--- start ---

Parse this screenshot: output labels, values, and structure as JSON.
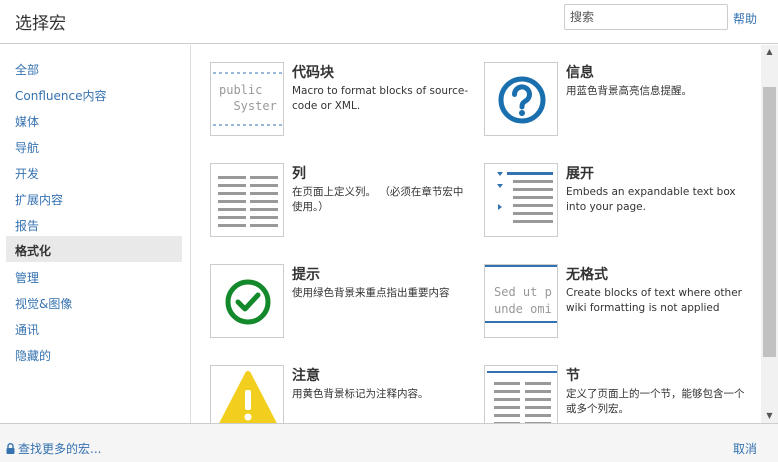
{
  "header": {
    "title": "选择宏",
    "search_placeholder": "搜索",
    "help_label": "帮助"
  },
  "sidebar": {
    "items": [
      {
        "label": "全部"
      },
      {
        "label": "Confluence内容"
      },
      {
        "label": "媒体"
      },
      {
        "label": "导航"
      },
      {
        "label": "开发"
      },
      {
        "label": "扩展内容"
      },
      {
        "label": "报告"
      },
      {
        "label": "格式化",
        "active": true
      },
      {
        "label": "管理"
      },
      {
        "label": "视觉&图像"
      },
      {
        "label": "通讯"
      },
      {
        "label": "隐藏的"
      }
    ]
  },
  "macros": [
    {
      "name": "代码块",
      "desc": "Macro to format blocks of source-code or XML.",
      "icon": "code-block-icon",
      "code_lines": [
        "public",
        "  Syster"
      ]
    },
    {
      "name": "信息",
      "desc": "用蓝色背景高亮信息提醒。",
      "icon": "info-question-icon"
    },
    {
      "name": "列",
      "desc": "在页面上定义列。 （必须在章节宏中使用。）",
      "icon": "column-icon"
    },
    {
      "name": "展开",
      "desc": "Embeds an expandable text box into your page.",
      "icon": "expand-icon"
    },
    {
      "name": "提示",
      "desc": "使用绿色背景来重点指出重要内容",
      "icon": "tip-check-icon"
    },
    {
      "name": "无格式",
      "desc": "Create blocks of text where other wiki formatting is not applied",
      "icon": "noformat-icon",
      "code_lines": [
        "Sed ut p",
        "unde omi"
      ]
    },
    {
      "name": "注意",
      "desc": "用黄色背景标记为注释内容。",
      "icon": "note-warning-icon"
    },
    {
      "name": "节",
      "desc": "定义了页面上的一个节，能够包含一个或多个列宏。",
      "icon": "section-icon"
    }
  ],
  "footer": {
    "find_more_label": "查找更多的宏...",
    "cancel_label": "取消"
  },
  "colors": {
    "link": "#3572b0",
    "info": "#1a6fae",
    "tip": "#14892c",
    "note": "#f2cf1f"
  }
}
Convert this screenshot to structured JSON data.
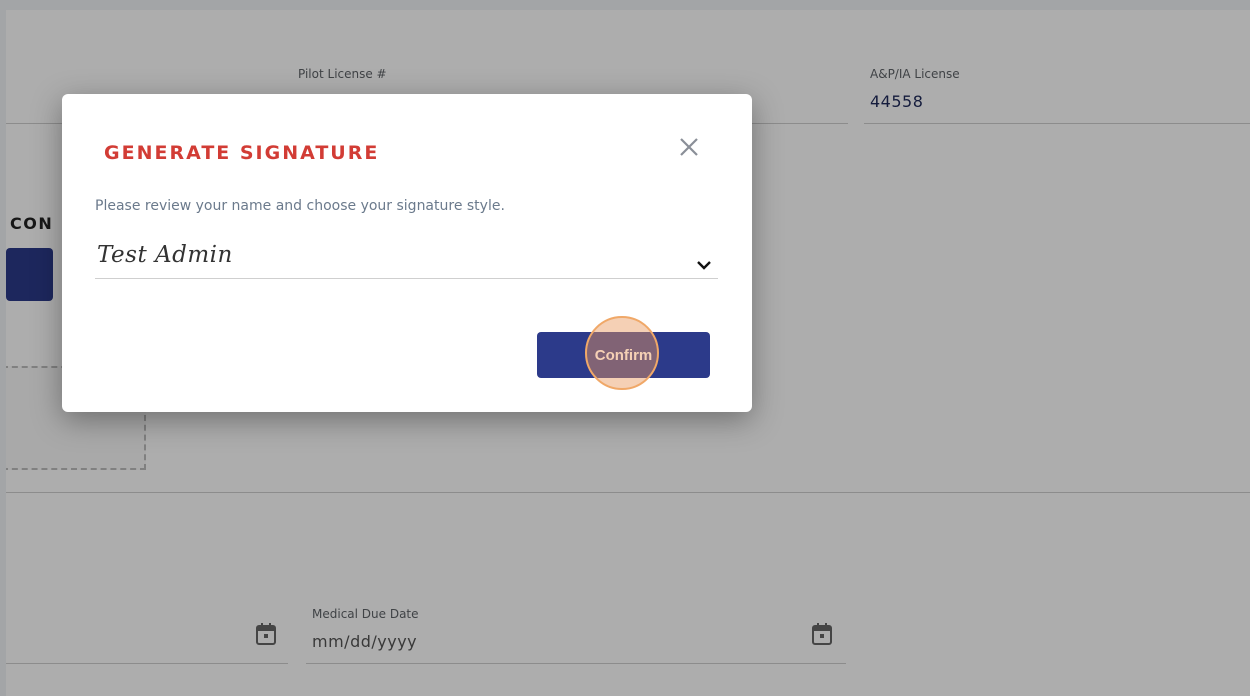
{
  "background": {
    "pilot_license_label": "Pilot License #",
    "ap_ia_license_label": "A&P/IA License",
    "ap_ia_license_value": "44558",
    "section_title_fragment": "CON",
    "medical_due_date_label": "Medical Due Date",
    "medical_due_date_placeholder": "mm/dd/yyyy"
  },
  "modal": {
    "title": "GENERATE SIGNATURE",
    "description": "Please review your name and choose your signature style.",
    "signature_value": "Test Admin",
    "confirm_label": "Confirm"
  },
  "colors": {
    "title_red": "#d23c35",
    "primary_navy": "#2c3a8a",
    "highlight_orange": "#f0a868"
  },
  "icons": {
    "close": "close-icon",
    "dropdown": "chevron-down-icon",
    "calendar": "calendar-icon"
  }
}
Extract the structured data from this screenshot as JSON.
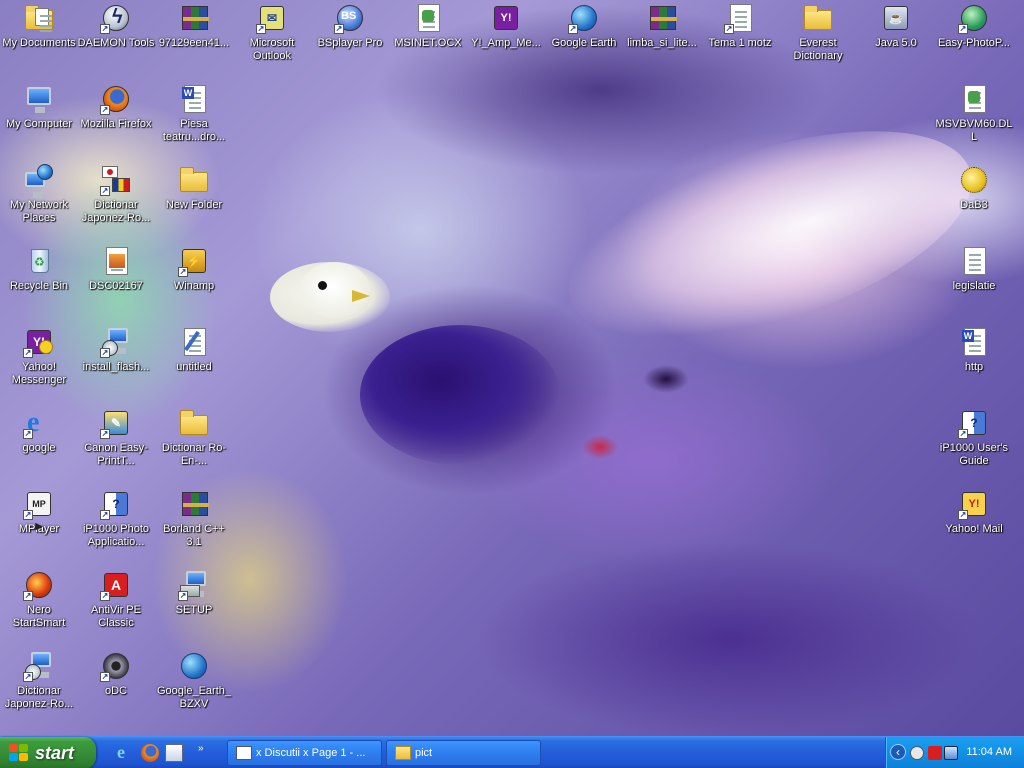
{
  "desktop": {
    "icons": [
      {
        "label": "My Documents",
        "icon": "folder-documents-icon"
      },
      {
        "label": "DAEMON Tools",
        "icon": "daemon-tools-icon"
      },
      {
        "label": "97129een41...",
        "icon": "winrar-archive-icon"
      },
      {
        "label": "Microsoft Outlook",
        "icon": "outlook-icon"
      },
      {
        "label": "BSplayer Pro",
        "icon": "bsplayer-icon"
      },
      {
        "label": "MSINET.OCX",
        "icon": "system-file-icon"
      },
      {
        "label": "Y!_Amp_Me...",
        "icon": "yahoo-amp-icon"
      },
      {
        "label": "Google Earth",
        "icon": "google-earth-icon"
      },
      {
        "label": "limba_si_lite...",
        "icon": "winrar-archive-icon"
      },
      {
        "label": "Tema 1 motz",
        "icon": "document-icon"
      },
      {
        "label": "Everest Dictionary",
        "icon": "folder-icon"
      },
      {
        "label": "Java 5.0",
        "icon": "java-icon"
      },
      {
        "label": "Easy-PhotoP...",
        "icon": "easy-photoprint-icon"
      },
      {
        "label": "My Computer",
        "icon": "my-computer-icon"
      },
      {
        "label": "Mozilla Firefox",
        "icon": "firefox-icon"
      },
      {
        "label": "Piesa teatru...dro...",
        "icon": "word-document-icon"
      },
      {
        "label": "MSVBVM60.DLL",
        "icon": "system-file-icon"
      },
      {
        "label": "My Network Places",
        "icon": "network-places-icon"
      },
      {
        "label": "Dictionar Japonez-Ro...",
        "icon": "dictionary-flags-icon"
      },
      {
        "label": "New Folder",
        "icon": "folder-icon"
      },
      {
        "label": "DaB3",
        "icon": "pufferfish-icon"
      },
      {
        "label": "Recycle Bin",
        "icon": "recycle-bin-icon"
      },
      {
        "label": "DSC02167",
        "icon": "image-file-icon"
      },
      {
        "label": "Winamp",
        "icon": "winamp-icon"
      },
      {
        "label": "legislatie",
        "icon": "text-document-icon"
      },
      {
        "label": "Yahoo! Messenger",
        "icon": "yahoo-messenger-icon"
      },
      {
        "label": "install_flash...",
        "icon": "installer-icon"
      },
      {
        "label": "untitled",
        "icon": "paint-image-icon"
      },
      {
        "label": "http",
        "icon": "word-document-icon"
      },
      {
        "label": "google",
        "icon": "internet-explorer-icon"
      },
      {
        "label": "Canon Easy-PrintT...",
        "icon": "canon-toolbox-icon"
      },
      {
        "label": "Dictionar Ro-En-...",
        "icon": "folder-icon"
      },
      {
        "label": "iP1000 User's Guide",
        "icon": "help-book-icon"
      },
      {
        "label": "MPlayer",
        "icon": "mplayer-icon"
      },
      {
        "label": "iP1000 Photo Applicatio...",
        "icon": "help-book-icon"
      },
      {
        "label": "Borland C++ 3.1",
        "icon": "winrar-archive-icon"
      },
      {
        "label": "Yahoo! Mail",
        "icon": "yahoo-mail-icon"
      },
      {
        "label": "Nero StartSmart",
        "icon": "nero-icon"
      },
      {
        "label": "AntiVir PE Classic",
        "icon": "antivir-icon"
      },
      {
        "label": "SETUP",
        "icon": "setup-icon"
      },
      {
        "label": "Dictionar Japonez-Ro...",
        "icon": "installer-icon"
      },
      {
        "label": "oDC",
        "icon": "eye-icon"
      },
      {
        "label": "Google_Earth_BZXV",
        "icon": "google-earth-icon"
      }
    ]
  },
  "taskbar": {
    "start_label": "start",
    "quicklaunch": [
      "internet-explorer-icon",
      "firefox-icon",
      "show-desktop-icon"
    ],
    "more_arrow": "»",
    "tasks": [
      {
        "label": "x Discutii x Page 1 - ...",
        "icon": "browser-window-icon"
      },
      {
        "label": "pict",
        "icon": "folder-icon"
      }
    ],
    "tray": {
      "expand_arrow": "‹",
      "icons": [
        "volume-icon",
        "antivir-tray-icon",
        "network-icon"
      ],
      "clock": "11:04 AM"
    }
  },
  "colors": {
    "taskbar_blue": "#245edb",
    "start_green": "#388e38",
    "tray_blue": "#1290e6"
  }
}
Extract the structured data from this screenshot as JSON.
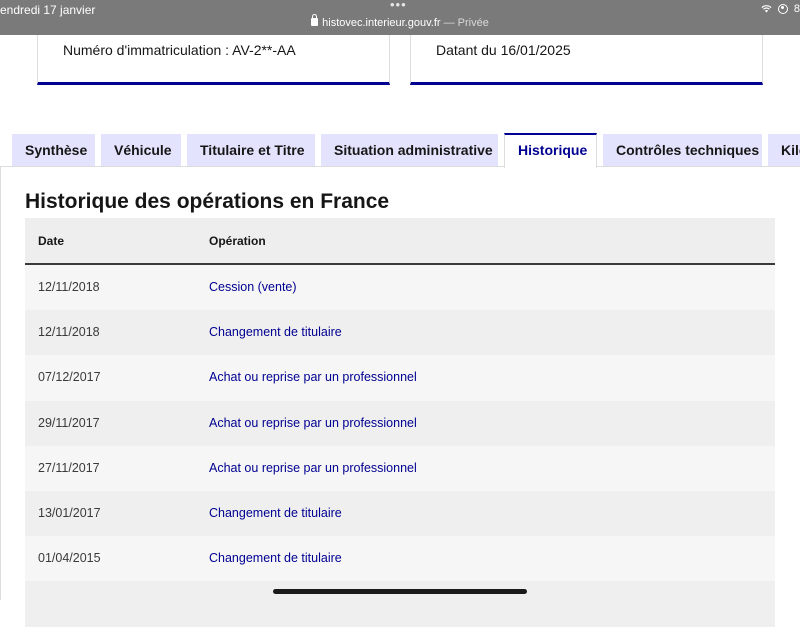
{
  "statusbar": {
    "time": "endredi 17 janvier",
    "dots": "•••",
    "url": "histovec.interieur.gouv.fr",
    "private": " — Privée",
    "battery": "8"
  },
  "cards": {
    "left": "Numéro d'immatriculation : AV-2**-AA",
    "right": "Datant du 16/01/2025"
  },
  "tabs": [
    {
      "label": "Synthèse"
    },
    {
      "label": "Véhicule"
    },
    {
      "label": "Titulaire et Titre"
    },
    {
      "label": "Situation administrative"
    },
    {
      "label": "Historique"
    },
    {
      "label": "Contrôles techniques"
    },
    {
      "label": "Kilo"
    }
  ],
  "section": {
    "title": "Historique des opérations en France"
  },
  "table": {
    "headers": {
      "date": "Date",
      "operation": "Opération"
    },
    "rows": [
      {
        "date": "12/11/2018",
        "operation": "Cession (vente)"
      },
      {
        "date": "12/11/2018",
        "operation": "Changement de titulaire"
      },
      {
        "date": "07/12/2017",
        "operation": "Achat ou reprise par un professionnel"
      },
      {
        "date": "29/11/2017",
        "operation": "Achat ou reprise par un professionnel"
      },
      {
        "date": "27/11/2017",
        "operation": "Achat ou reprise par un professionnel"
      },
      {
        "date": "13/01/2017",
        "operation": "Changement de titulaire"
      },
      {
        "date": "01/04/2015",
        "operation": "Changement de titulaire"
      },
      {
        "date": "",
        "operation": ""
      }
    ]
  },
  "colors": {
    "accent": "#000091",
    "tab_bg": "#e3e3fd",
    "statusbar": "#7a7a7a"
  }
}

--- end ---

Collect from the data above every line that includes "internet".

* [Written solution]
        "icon": "internet-explorer-icon"
      "internet-explorer-icon",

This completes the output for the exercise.